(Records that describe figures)
::::::

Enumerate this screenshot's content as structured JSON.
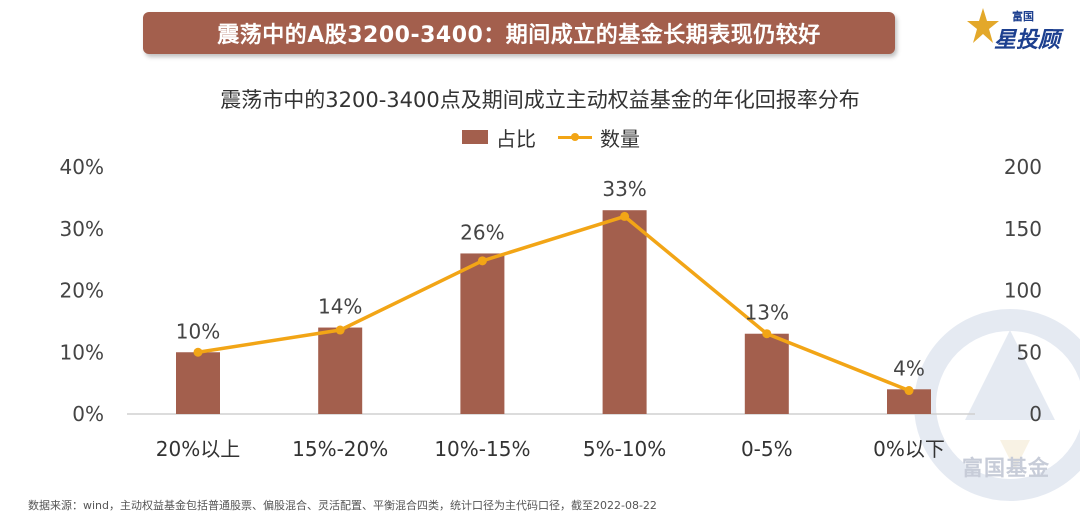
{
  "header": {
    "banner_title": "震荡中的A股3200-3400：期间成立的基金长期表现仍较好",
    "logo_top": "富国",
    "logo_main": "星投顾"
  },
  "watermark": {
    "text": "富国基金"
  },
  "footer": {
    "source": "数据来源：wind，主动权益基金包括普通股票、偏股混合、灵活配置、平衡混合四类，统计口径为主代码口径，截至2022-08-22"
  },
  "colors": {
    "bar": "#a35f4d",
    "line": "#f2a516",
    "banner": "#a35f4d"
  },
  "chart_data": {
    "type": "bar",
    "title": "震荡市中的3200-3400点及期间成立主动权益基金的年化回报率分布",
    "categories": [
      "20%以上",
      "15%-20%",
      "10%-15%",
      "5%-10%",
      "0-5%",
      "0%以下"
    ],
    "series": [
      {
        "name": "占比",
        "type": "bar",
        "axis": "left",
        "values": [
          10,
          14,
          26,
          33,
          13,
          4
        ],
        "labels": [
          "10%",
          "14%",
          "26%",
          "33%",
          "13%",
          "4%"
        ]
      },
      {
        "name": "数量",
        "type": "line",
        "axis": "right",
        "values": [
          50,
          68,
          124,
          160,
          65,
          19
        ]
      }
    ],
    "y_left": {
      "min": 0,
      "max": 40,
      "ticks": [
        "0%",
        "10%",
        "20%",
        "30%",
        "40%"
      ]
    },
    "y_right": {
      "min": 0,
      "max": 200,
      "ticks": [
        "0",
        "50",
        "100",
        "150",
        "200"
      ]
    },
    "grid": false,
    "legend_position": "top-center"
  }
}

::::::

◆ **TASK STATEMENT**:
Output the records above exactly; leave out the pictures.

◆ **RESPONSE**:
Enumerate this screenshot's content as structured JSON.
{
  "header": {
    "banner_title": "震荡中的A股3200-3400：期间成立的基金长期表现仍较好",
    "logo_top": "富国",
    "logo_main": "星投顾"
  },
  "watermark": {
    "text": "富国基金"
  },
  "footer": {
    "source": "数据来源：wind，主动权益基金包括普通股票、偏股混合、灵活配置、平衡混合四类，统计口径为主代码口径，截至2022-08-22"
  },
  "colors": {
    "bar": "#a35f4d",
    "line": "#f2a516",
    "banner": "#a35f4d"
  },
  "chart_data": {
    "type": "bar",
    "title": "震荡市中的3200-3400点及期间成立主动权益基金的年化回报率分布",
    "categories": [
      "20%以上",
      "15%-20%",
      "10%-15%",
      "5%-10%",
      "0-5%",
      "0%以下"
    ],
    "series": [
      {
        "name": "占比",
        "type": "bar",
        "axis": "left",
        "values": [
          10,
          14,
          26,
          33,
          13,
          4
        ],
        "labels": [
          "10%",
          "14%",
          "26%",
          "33%",
          "13%",
          "4%"
        ]
      },
      {
        "name": "数量",
        "type": "line",
        "axis": "right",
        "values": [
          50,
          68,
          124,
          160,
          65,
          19
        ]
      }
    ],
    "y_left": {
      "min": 0,
      "max": 40,
      "ticks": [
        "0%",
        "10%",
        "20%",
        "30%",
        "40%"
      ]
    },
    "y_right": {
      "min": 0,
      "max": 200,
      "ticks": [
        "0",
        "50",
        "100",
        "150",
        "200"
      ]
    },
    "grid": false,
    "legend_position": "top-center"
  }
}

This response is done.